Stored items from a collection
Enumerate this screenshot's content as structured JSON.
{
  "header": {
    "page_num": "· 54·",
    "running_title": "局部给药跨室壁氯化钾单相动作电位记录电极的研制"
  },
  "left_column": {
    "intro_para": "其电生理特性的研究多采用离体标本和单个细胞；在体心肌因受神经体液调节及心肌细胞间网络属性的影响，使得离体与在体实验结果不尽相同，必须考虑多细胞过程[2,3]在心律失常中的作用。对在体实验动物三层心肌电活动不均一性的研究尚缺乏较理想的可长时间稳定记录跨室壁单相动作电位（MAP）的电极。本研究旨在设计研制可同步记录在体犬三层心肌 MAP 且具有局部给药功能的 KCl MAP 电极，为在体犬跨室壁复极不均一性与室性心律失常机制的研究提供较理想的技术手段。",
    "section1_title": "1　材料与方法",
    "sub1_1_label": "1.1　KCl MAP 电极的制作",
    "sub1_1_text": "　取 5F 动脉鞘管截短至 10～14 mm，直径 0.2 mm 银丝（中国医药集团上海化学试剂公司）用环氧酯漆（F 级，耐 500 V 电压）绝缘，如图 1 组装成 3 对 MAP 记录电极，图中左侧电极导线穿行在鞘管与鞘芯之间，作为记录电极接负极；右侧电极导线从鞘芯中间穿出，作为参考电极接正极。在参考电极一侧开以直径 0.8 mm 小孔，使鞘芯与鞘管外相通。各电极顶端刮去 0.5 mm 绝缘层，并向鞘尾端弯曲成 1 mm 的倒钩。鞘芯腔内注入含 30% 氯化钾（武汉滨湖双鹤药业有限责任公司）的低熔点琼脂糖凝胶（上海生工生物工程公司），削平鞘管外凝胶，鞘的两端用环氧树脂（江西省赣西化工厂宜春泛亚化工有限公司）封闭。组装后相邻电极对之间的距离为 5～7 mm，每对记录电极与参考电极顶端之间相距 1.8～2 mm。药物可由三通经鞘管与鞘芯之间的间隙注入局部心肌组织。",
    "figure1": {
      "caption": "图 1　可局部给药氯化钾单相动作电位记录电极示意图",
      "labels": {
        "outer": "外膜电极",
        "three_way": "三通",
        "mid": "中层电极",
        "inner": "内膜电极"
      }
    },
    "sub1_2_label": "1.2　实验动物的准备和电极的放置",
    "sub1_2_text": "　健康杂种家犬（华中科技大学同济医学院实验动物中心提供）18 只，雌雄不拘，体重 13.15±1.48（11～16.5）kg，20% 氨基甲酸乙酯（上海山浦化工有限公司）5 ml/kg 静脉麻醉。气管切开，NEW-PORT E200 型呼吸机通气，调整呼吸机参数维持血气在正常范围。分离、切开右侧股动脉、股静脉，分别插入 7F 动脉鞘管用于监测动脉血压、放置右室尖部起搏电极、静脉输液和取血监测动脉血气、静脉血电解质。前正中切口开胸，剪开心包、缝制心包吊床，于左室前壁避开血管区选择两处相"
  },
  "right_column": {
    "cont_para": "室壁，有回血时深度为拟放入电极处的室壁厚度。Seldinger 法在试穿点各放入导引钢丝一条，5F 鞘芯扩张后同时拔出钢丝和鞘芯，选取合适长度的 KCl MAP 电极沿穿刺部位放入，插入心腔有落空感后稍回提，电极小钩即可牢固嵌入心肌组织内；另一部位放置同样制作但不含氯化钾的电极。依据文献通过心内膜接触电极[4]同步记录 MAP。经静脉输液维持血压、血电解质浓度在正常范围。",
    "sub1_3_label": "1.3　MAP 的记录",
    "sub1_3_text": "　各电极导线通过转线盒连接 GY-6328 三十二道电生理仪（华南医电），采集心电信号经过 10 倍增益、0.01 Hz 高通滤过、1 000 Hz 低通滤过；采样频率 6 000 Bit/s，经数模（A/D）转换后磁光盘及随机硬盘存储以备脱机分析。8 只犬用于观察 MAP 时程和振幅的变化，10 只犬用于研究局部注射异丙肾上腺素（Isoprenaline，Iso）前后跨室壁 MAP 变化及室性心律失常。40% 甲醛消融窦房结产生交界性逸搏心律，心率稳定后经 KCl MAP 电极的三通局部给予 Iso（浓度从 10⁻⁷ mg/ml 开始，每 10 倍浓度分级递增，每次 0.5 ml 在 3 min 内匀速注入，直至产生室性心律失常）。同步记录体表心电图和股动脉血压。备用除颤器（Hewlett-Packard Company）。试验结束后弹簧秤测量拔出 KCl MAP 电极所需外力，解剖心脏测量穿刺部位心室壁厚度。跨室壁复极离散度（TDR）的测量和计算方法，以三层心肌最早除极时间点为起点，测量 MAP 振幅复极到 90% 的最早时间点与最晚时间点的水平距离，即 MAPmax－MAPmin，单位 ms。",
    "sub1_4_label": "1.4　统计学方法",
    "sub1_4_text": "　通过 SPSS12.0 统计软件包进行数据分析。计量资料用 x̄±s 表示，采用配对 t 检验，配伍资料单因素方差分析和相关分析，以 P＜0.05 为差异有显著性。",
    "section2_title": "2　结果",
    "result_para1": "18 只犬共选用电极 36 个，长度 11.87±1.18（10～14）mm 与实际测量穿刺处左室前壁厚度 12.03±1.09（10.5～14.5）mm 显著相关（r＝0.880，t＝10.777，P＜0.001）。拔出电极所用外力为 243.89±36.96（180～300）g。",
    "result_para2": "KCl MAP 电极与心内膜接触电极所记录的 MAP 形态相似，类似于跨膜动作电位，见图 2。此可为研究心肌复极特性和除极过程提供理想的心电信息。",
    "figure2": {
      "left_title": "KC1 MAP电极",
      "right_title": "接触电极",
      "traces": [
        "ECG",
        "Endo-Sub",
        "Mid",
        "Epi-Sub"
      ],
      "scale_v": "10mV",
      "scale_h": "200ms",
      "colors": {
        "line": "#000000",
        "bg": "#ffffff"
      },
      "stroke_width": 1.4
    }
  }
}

**Set problem**
Reproduce each record exactly as it appears.

**Worked answer**
Enumerate this screenshot's content as structured JSON.
{
  "header": {
    "page_num": "· 54·",
    "running_title": "局部给药跨室壁氯化钾单相动作电位记录电极的研制"
  },
  "left_column": {
    "intro_para": "其电生理特性的研究多采用离体标本和单个细胞；在体心肌因受神经体液调节及心肌细胞间网络属性的影响，使得离体与在体实验结果不尽相同，必须考虑多细胞过程[2,3]在心律失常中的作用。对在体实验动物三层心肌电活动不均一性的研究尚缺乏较理想的可长时间稳定记录跨室壁单相动作电位（MAP）的电极。本研究旨在设计研制可同步记录在体犬三层心肌 MAP 且具有局部给药功能的 KCl MAP 电极，为在体犬跨室壁复极不均一性与室性心律失常机制的研究提供较理想的技术手段。",
    "section1_title": "1　材料与方法",
    "sub1_1_label": "1.1　KCl MAP 电极的制作",
    "sub1_1_text": "　取 5F 动脉鞘管截短至 10～14 mm，直径 0.2 mm 银丝（中国医药集团上海化学试剂公司）用环氧酯漆（F 级，耐 500 V 电压）绝缘，如图 1 组装成 3 对 MAP 记录电极，图中左侧电极导线穿行在鞘管与鞘芯之间，作为记录电极接负极；右侧电极导线从鞘芯中间穿出，作为参考电极接正极。在参考电极一侧开以直径 0.8 mm 小孔，使鞘芯与鞘管外相通。各电极顶端刮去 0.5 mm 绝缘层，并向鞘尾端弯曲成 1 mm 的倒钩。鞘芯腔内注入含 30% 氯化钾（武汉滨湖双鹤药业有限责任公司）的低熔点琼脂糖凝胶（上海生工生物工程公司），削平鞘管外凝胶，鞘的两端用环氧树脂（江西省赣西化工厂宜春泛亚化工有限公司）封闭。组装后相邻电极对之间的距离为 5～7 mm，每对记录电极与参考电极顶端之间相距 1.8～2 mm。药物可由三通经鞘管与鞘芯之间的间隙注入局部心肌组织。",
    "figure1": {
      "caption": "图 1　可局部给药氯化钾单相动作电位记录电极示意图",
      "labels": {
        "outer": "外膜电极",
        "three_way": "三通",
        "mid": "中层电极",
        "inner": "内膜电极"
      }
    },
    "sub1_2_label": "1.2　实验动物的准备和电极的放置",
    "sub1_2_text": "　健康杂种家犬（华中科技大学同济医学院实验动物中心提供）18 只，雌雄不拘，体重 13.15±1.48（11～16.5）kg，20% 氨基甲酸乙酯（上海山浦化工有限公司）5 ml/kg 静脉麻醉。气管切开，NEW-PORT E200 型呼吸机通气，调整呼吸机参数维持血气在正常范围。分离、切开右侧股动脉、股静脉，分别插入 7F 动脉鞘管用于监测动脉血压、放置右室尖部起搏电极、静脉输液和取血监测动脉血气、静脉血电解质。前正中切口开胸，剪开心包、缝制心包吊床，于左室前壁避开血管区选择两处相"
  },
  "right_column": {
    "cont_para": "室壁，有回血时深度为拟放入电极处的室壁厚度。Seldinger 法在试穿点各放入导引钢丝一条，5F 鞘芯扩张后同时拔出钢丝和鞘芯，选取合适长度的 KCl MAP 电极沿穿刺部位放入，插入心腔有落空感后稍回提，电极小钩即可牢固嵌入心肌组织内；另一部位放置同样制作但不含氯化钾的电极。依据文献通过心内膜接触电极[4]同步记录 MAP。经静脉输液维持血压、血电解质浓度在正常范围。",
    "sub1_3_label": "1.3　MAP 的记录",
    "sub1_3_text": "　各电极导线通过转线盒连接 GY-6328 三十二道电生理仪（华南医电），采集心电信号经过 10 倍增益、0.01 Hz 高通滤过、1 000 Hz 低通滤过；采样频率 6 000 Bit/s，经数模（A/D）转换后磁光盘及随机硬盘存储以备脱机分析。8 只犬用于观察 MAP 时程和振幅的变化，10 只犬用于研究局部注射异丙肾上腺素（Isoprenaline，Iso）前后跨室壁 MAP 变化及室性心律失常。40% 甲醛消融窦房结产生交界性逸搏心律，心率稳定后经 KCl MAP 电极的三通局部给予 Iso（浓度从 10⁻⁷ mg/ml 开始，每 10 倍浓度分级递增，每次 0.5 ml 在 3 min 内匀速注入，直至产生室性心律失常）。同步记录体表心电图和股动脉血压。备用除颤器（Hewlett-Packard Company）。试验结束后弹簧秤测量拔出 KCl MAP 电极所需外力，解剖心脏测量穿刺部位心室壁厚度。跨室壁复极离散度（TDR）的测量和计算方法，以三层心肌最早除极时间点为起点，测量 MAP 振幅复极到 90% 的最早时间点与最晚时间点的水平距离，即 MAPmax－MAPmin，单位 ms。",
    "sub1_4_label": "1.4　统计学方法",
    "sub1_4_text": "　通过 SPSS12.0 统计软件包进行数据分析。计量资料用 x̄±s 表示，采用配对 t 检验，配伍资料单因素方差分析和相关分析，以 P＜0.05 为差异有显著性。",
    "section2_title": "2　结果",
    "result_para1": "18 只犬共选用电极 36 个，长度 11.87±1.18（10～14）mm 与实际测量穿刺处左室前壁厚度 12.03±1.09（10.5～14.5）mm 显著相关（r＝0.880，t＝10.777，P＜0.001）。拔出电极所用外力为 243.89±36.96（180～300）g。",
    "result_para2": "KCl MAP 电极与心内膜接触电极所记录的 MAP 形态相似，类似于跨膜动作电位，见图 2。此可为研究心肌复极特性和除极过程提供理想的心电信息。",
    "figure2": {
      "left_title": "KC1 MAP电极",
      "right_title": "接触电极",
      "traces": [
        "ECG",
        "Endo-Sub",
        "Mid",
        "Epi-Sub"
      ],
      "scale_v": "10mV",
      "scale_h": "200ms",
      "colors": {
        "line": "#000000",
        "bg": "#ffffff"
      },
      "stroke_width": 1.4
    }
  }
}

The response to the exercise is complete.